What you need to do = Look for the string "description" in every line, and copy each line that has it.

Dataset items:
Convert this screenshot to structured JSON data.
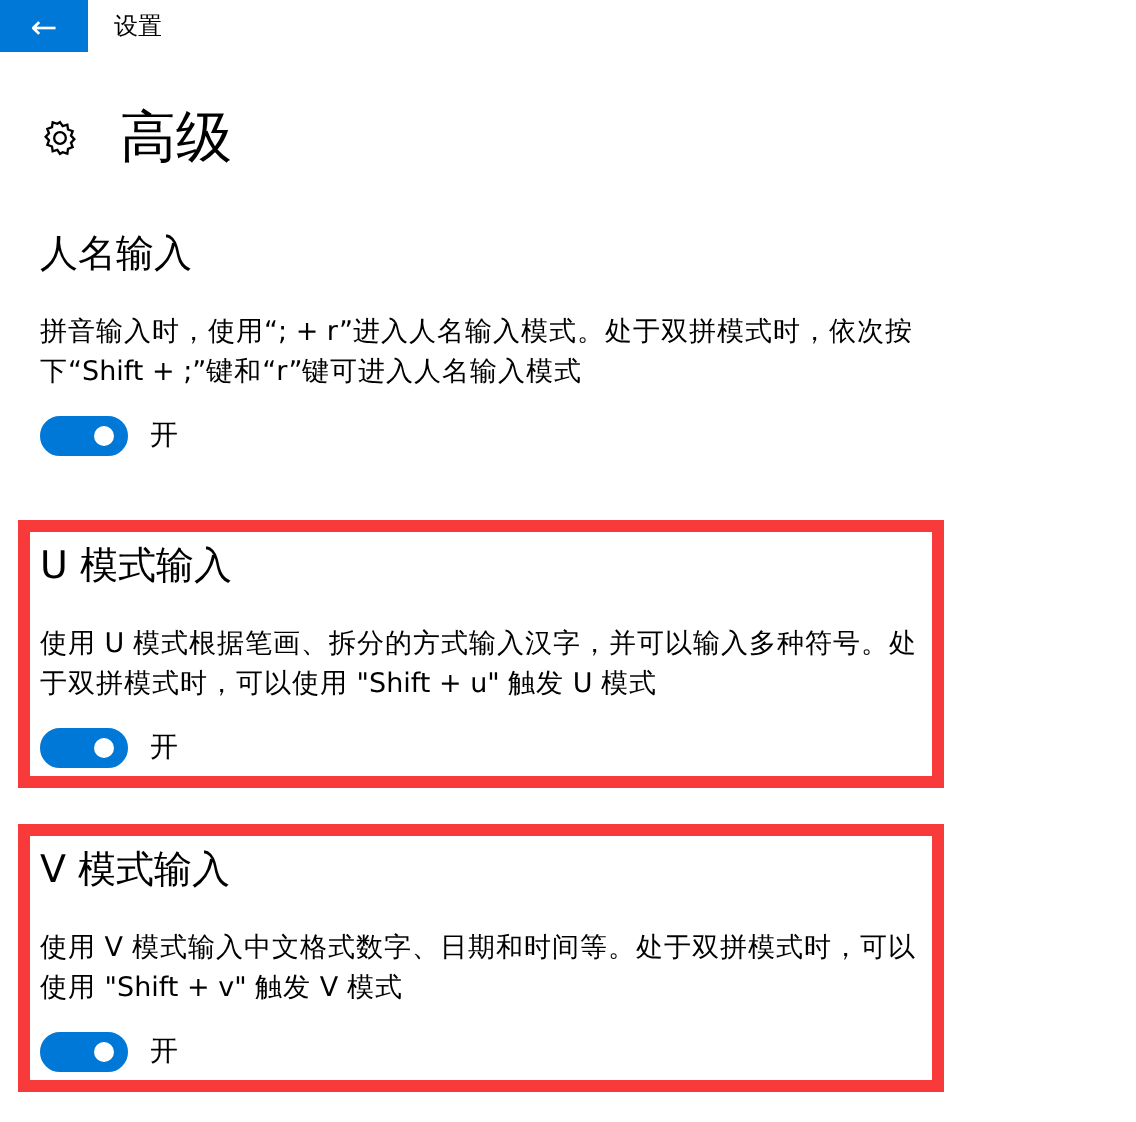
{
  "header": {
    "back": "←",
    "title": "设置"
  },
  "page": {
    "title": "高级"
  },
  "sections": [
    {
      "title": "人名输入",
      "description": "拼音输入时，使用“; + r”进入人名输入模式。处于双拼模式时，依次按下“Shift + ;”键和“r”键可进入人名输入模式",
      "toggle": {
        "on": true,
        "label": "开"
      },
      "highlighted": false
    },
    {
      "title": "U 模式输入",
      "description": "使用 U 模式根据笔画、拆分的方式输入汉字，并可以输入多种符号。处于双拼模式时，可以使用 \"Shift + u\" 触发 U 模式",
      "toggle": {
        "on": true,
        "label": "开"
      },
      "highlighted": true
    },
    {
      "title": "V 模式输入",
      "description": "使用 V 模式输入中文格式数字、日期和时间等。处于双拼模式时，可以使用 \"Shift + v\" 触发 V 模式",
      "toggle": {
        "on": true,
        "label": "开"
      },
      "highlighted": true
    }
  ]
}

Written reply =
      "description": "拼音输入时，使用“; + r”进入人名输入模式。处于双拼模式时，依次按下“Shift + ;”键和“r”键可进入人名输入模式",
      "description": "使用 U 模式根据笔画、拆分的方式输入汉字，并可以输入多种符号。处于双拼模式时，可以使用 \"Shift + u\" 触发 U 模式",
      "description": "使用 V 模式输入中文格式数字、日期和时间等。处于双拼模式时，可以使用 \"Shift + v\" 触发 V 模式",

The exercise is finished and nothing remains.